* Begin Excerpt provided *
I love Halloween, it’s one of our oldest festivals and one of my favourites. Whether you choose to light a candle and remember loved ones who are no longer with us, eat your body weight in chocolate and scare yourself silly watching horror films or don your finest fancy dress costume, douse yourself in fake blood and party hard; I believe it should definitely be celebrated.
For me it signifies the change of seasons – from summer into autumn, and brings with it the fruits of summer labour (literally). Our store cupboards are stuffed full of not only the last of the summer produce, but the gorgeous autumn fruit and veg too – blackberries, raspberries, pears, plums, apples and squashes to name but a few. It’s the time to cozy up in blankets and watch the leaves dance past your window, to hunker down and prepare for the winter ahead (and watch a good horror film).
This cake is an amalgamation of a few recipes, given a Pesky twist, a Halloween theme and a spooky surprise inside.
The cake recipe is by Simon Rimmer, I first saw it on an episode of Something For The Weekend years ago (it was later bought by Channel 4 and turned into Sunday Brunch) and I have made it many times. The soured cream is a surprising ingredient, but it really works – it keeps the cake moist and gives it a ‘fudgy’ consistency, and you can’t taste it once it’s baked. The butter cream recipe is based on one from my old Dairy Book of Home Cookery cookbook (see my About page for more info) but I’ve altered it a bit to incorporate the chocolate orange flavours.
I’ve given you 2 examples for decorating below – 1 using smarties to swirl a pattern up the sides, and one using some of the white chocolate bones saved from the centre. But please feel free to decorate in any way that takes your fancy. I love seeing how creative people get when decorating cakes, so if you have a go, post a picture in the comments section or tag us on Instagram #peskyrecipes I’d love to see what fiendish things you’ve thought of.
Happy Halloween, and happy
Ready in 1hr 40mins – 2hrs 40mins + cooling (10 mins prep, 60-90 mins bake, 30-60 mins assembly and decorating)
- 125g of butter
- 225g of soft brown sugar
- 2 free range eggs
- 150ml of soured cream
- 175g of plain flour
- 1 teaspoon of baking powder
- 1 teaspoon of bicarbonate of soda
- 50g of cocoa powder
- The zest of one orange
- 100g of soft butter
- 250g of sifted icing sugar
- 50g of melted and cooled (runny but not hot) dark chocolate + extra to write on the gravestone
- 2 teaspoons of cold milk
- 2 tablespoons of orange juice from your zested orange
- 150g of white chocolate
- 6-10 oreo biscuits, crushed/blitzed
- Smarties/any other decorations you like
- Preheat oven to 180c / 160c fan / gas mark 4.
* End Excerpt provided *
* Begin Provided material *
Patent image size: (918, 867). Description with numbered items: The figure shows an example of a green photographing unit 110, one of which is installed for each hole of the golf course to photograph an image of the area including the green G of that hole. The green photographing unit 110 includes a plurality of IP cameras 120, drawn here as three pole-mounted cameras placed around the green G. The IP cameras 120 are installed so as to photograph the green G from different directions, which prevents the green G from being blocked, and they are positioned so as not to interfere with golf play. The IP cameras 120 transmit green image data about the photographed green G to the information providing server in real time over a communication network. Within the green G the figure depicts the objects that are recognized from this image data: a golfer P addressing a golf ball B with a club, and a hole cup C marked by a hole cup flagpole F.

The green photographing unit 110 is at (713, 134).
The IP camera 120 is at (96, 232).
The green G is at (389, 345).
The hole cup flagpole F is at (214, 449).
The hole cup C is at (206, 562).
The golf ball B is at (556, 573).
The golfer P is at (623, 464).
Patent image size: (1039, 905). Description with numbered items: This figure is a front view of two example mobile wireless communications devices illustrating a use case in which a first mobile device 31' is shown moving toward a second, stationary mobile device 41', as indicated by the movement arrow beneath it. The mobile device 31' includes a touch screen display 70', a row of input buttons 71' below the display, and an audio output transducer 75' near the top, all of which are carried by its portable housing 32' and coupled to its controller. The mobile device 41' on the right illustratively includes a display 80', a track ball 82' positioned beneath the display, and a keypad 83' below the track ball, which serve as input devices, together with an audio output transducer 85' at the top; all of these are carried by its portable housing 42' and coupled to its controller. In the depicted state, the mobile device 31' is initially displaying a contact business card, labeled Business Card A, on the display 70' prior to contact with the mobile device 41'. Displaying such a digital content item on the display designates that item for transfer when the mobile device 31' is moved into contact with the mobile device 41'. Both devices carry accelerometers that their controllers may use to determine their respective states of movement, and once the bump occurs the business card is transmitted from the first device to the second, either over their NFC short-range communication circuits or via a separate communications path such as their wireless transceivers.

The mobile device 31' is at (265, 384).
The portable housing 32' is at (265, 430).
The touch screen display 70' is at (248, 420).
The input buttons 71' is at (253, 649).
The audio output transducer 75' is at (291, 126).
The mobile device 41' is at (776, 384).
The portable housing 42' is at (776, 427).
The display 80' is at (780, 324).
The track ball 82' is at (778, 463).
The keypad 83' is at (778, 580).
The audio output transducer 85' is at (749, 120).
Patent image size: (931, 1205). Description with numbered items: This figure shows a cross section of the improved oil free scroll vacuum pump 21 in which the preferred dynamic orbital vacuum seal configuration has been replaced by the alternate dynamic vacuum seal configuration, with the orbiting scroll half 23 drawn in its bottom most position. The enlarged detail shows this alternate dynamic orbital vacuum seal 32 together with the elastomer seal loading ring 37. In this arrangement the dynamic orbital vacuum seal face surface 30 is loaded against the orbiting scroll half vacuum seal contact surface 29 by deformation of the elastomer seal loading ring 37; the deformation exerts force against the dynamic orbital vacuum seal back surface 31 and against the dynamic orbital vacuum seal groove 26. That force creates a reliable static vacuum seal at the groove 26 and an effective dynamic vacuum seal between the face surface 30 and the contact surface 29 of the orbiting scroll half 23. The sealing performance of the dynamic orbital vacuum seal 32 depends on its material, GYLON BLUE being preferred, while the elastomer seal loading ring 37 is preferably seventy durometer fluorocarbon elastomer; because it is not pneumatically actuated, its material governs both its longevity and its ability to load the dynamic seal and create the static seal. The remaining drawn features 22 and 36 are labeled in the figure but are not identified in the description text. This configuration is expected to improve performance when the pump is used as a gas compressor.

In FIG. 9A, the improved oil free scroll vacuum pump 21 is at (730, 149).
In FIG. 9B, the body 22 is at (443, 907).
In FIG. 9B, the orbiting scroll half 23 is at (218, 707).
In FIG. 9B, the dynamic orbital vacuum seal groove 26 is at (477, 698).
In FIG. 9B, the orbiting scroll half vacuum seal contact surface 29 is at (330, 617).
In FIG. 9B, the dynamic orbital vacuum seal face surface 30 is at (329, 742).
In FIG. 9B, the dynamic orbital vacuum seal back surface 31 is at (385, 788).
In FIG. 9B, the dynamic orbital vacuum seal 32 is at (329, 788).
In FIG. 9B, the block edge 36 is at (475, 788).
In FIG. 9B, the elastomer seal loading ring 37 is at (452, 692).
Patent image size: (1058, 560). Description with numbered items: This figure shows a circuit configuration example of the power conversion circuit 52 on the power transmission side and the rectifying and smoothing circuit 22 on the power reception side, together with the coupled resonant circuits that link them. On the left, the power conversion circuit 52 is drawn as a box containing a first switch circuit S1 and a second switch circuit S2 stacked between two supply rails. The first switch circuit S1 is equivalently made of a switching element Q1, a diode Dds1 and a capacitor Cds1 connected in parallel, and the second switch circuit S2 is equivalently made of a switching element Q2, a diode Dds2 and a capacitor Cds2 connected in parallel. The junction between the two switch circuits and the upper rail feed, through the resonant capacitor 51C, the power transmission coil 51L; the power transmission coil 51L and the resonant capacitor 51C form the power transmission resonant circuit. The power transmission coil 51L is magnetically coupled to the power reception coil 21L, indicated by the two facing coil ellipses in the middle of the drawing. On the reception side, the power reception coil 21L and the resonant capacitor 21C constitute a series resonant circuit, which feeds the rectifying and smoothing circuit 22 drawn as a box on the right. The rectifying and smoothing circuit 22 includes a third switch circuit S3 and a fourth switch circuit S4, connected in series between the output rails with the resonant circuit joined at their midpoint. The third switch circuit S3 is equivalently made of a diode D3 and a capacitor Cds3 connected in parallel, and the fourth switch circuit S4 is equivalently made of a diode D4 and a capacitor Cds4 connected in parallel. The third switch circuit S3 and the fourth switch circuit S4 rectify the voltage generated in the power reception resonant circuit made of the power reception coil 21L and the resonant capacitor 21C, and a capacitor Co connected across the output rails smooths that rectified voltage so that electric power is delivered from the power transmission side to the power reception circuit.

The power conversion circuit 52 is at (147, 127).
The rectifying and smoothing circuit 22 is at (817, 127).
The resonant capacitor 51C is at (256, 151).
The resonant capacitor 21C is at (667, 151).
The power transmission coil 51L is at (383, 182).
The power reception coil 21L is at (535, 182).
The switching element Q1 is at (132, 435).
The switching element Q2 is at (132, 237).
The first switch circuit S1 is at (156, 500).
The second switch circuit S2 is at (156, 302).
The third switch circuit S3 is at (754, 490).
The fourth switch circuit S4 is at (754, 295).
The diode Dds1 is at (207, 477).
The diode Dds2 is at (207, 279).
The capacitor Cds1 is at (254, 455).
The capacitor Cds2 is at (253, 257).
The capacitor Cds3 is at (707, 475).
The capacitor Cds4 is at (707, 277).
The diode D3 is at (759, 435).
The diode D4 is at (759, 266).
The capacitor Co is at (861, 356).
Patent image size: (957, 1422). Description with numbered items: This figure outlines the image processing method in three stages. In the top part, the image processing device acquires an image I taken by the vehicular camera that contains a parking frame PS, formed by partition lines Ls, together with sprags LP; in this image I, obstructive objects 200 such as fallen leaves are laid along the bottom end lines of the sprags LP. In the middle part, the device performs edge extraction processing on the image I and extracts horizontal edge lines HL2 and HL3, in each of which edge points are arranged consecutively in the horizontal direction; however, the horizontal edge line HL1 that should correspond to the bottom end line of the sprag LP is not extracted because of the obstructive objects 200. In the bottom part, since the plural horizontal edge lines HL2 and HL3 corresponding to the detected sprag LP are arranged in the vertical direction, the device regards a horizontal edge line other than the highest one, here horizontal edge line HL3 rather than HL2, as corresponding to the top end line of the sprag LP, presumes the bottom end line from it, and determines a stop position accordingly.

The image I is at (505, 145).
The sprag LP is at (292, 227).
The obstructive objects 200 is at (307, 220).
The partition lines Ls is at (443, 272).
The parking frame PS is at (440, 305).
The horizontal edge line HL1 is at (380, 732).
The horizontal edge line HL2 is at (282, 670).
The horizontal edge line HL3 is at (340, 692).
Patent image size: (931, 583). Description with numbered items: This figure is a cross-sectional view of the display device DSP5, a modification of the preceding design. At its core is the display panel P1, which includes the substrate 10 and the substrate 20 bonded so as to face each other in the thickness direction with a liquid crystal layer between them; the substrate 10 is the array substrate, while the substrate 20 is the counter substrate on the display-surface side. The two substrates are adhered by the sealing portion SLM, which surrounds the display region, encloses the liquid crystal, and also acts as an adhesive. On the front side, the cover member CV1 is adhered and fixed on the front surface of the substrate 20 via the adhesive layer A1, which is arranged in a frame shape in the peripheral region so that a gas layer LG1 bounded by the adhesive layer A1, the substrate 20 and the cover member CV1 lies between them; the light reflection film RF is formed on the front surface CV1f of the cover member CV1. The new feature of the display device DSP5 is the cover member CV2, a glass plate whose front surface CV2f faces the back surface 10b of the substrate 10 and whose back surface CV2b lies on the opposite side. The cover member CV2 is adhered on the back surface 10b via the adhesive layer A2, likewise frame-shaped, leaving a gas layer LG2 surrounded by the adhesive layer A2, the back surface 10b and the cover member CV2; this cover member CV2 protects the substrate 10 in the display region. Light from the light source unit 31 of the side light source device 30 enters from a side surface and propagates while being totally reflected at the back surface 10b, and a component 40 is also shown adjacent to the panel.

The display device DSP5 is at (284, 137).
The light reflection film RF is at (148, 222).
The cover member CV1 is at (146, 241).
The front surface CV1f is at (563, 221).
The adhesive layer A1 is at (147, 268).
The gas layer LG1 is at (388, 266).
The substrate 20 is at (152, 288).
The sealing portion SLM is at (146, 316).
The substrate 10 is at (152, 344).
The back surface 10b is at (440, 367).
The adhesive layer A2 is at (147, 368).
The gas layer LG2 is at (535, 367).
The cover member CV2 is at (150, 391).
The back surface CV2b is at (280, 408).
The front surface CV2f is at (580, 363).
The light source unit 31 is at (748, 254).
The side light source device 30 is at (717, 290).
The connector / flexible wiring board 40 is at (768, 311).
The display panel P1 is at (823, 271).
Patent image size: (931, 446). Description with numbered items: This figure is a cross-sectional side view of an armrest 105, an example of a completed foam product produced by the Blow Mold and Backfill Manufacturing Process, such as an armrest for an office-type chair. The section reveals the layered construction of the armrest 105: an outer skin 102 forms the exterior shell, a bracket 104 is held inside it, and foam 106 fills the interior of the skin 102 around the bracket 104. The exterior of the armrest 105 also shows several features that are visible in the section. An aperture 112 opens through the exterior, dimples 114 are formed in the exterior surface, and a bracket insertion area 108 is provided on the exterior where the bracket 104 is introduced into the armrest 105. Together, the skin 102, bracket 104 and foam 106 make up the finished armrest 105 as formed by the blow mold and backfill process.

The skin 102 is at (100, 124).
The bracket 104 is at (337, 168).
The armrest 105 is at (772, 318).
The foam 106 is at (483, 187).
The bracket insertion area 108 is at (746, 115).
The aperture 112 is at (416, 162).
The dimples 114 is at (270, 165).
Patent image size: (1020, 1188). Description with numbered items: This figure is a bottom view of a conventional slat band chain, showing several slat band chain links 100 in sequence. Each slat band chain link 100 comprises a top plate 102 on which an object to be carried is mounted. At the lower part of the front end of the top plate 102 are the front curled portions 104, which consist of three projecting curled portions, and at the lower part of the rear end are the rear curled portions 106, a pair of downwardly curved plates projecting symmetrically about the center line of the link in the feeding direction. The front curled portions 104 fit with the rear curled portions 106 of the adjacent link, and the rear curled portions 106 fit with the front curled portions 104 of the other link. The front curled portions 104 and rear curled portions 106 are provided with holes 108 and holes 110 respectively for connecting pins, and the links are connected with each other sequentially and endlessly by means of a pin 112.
* End Provided material *
[Your task] Reproduce the stretch of the Halloween cake recipe from "I’ve given you" through "assembly and decorating)". The listing above comes from a different source than the Halloween cake recipe.

[Exercise solution]
I’ve given you 2 examples for decorating below – 1 using smarties to swirl a pattern up the sides, and one using some of the white chocolate bones saved from the centre. But please feel free to decorate in any way that takes your fancy. I love seeing how creative people get when decorating cakes, so if you have a go, post a picture in the comments section or tag us on Instagram #peskyrecipes I’d love to see what fiendish things you’ve thought of.
Happy Halloween, and happy
Ready in 1hr 40mins – 2hrs 40mins + cooling (10 mins prep, 60-90 mins bake, 30-60 mins assembly and decorating)